((
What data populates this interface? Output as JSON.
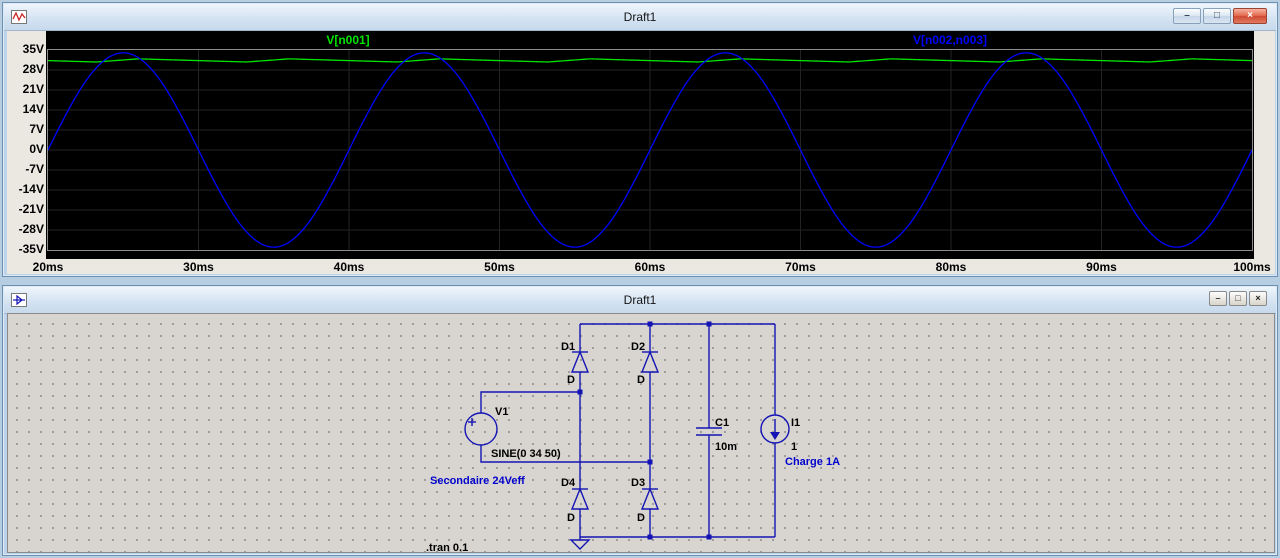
{
  "chrome": {
    "minimize_glyph": "–",
    "maximize_glyph": "□",
    "close_glyph": "×"
  },
  "plot_window": {
    "title": "Draft1"
  },
  "chart_data": {
    "type": "line",
    "background": "#000000",
    "grid_color": "#232323",
    "x_unit": "ms",
    "x_range_ms": [
      20,
      100
    ],
    "x_tick_step_ms": 10,
    "x_ticks": [
      "20ms",
      "30ms",
      "40ms",
      "50ms",
      "60ms",
      "70ms",
      "80ms",
      "90ms",
      "100ms"
    ],
    "y_unit": "V",
    "y_range_V": [
      -35,
      35
    ],
    "y_tick_step_V": 7,
    "y_ticks": [
      "35V",
      "28V",
      "21V",
      "14V",
      "7V",
      "0V",
      "-7V",
      "-14V",
      "-21V",
      "-28V",
      "-35V"
    ],
    "series": [
      {
        "name": "V[n001]",
        "color": "#00e400",
        "shape": "rectified_ripple",
        "peak_V": 31.9,
        "ripple_V": 1.1,
        "ripple_period_ms": 10,
        "peak_time_ms": 26,
        "discharge_fraction": 0.72,
        "description": "Filtered bridge-rectifier output, approx 31.5 V DC with small 100 Hz ripple"
      },
      {
        "name": "V[n002,n003]",
        "color": "#0000ff",
        "shape": "sine",
        "amplitude_V": 34,
        "frequency_Hz": 50,
        "offset_V": 0,
        "description": "Transformer secondary voltage, 34 V peak, 50 Hz"
      }
    ]
  },
  "schematic_window": {
    "title": "Draft1",
    "wire_color": "#1414b4",
    "components": {
      "V1": {
        "name": "V1",
        "value": "SINE(0 34 50)"
      },
      "D1": {
        "name": "D1",
        "model": "D"
      },
      "D2": {
        "name": "D2",
        "model": "D"
      },
      "D3": {
        "name": "D3",
        "model": "D"
      },
      "D4": {
        "name": "D4",
        "model": "D"
      },
      "C1": {
        "name": "C1",
        "value": "10m"
      },
      "I1": {
        "name": "I1",
        "value": "1"
      }
    },
    "annotations": {
      "secondary": "Secondaire 24Veff",
      "load": "Charge 1A"
    },
    "directive": ".tran 0.1"
  }
}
))
*Instruction*. Scan the lines above for "secondary", then copy every one that has it.

*Final result*.
        "description": "Transformer secondary voltage, 34 V peak, 50 Hz"
      "secondary": "Secondaire 24Veff",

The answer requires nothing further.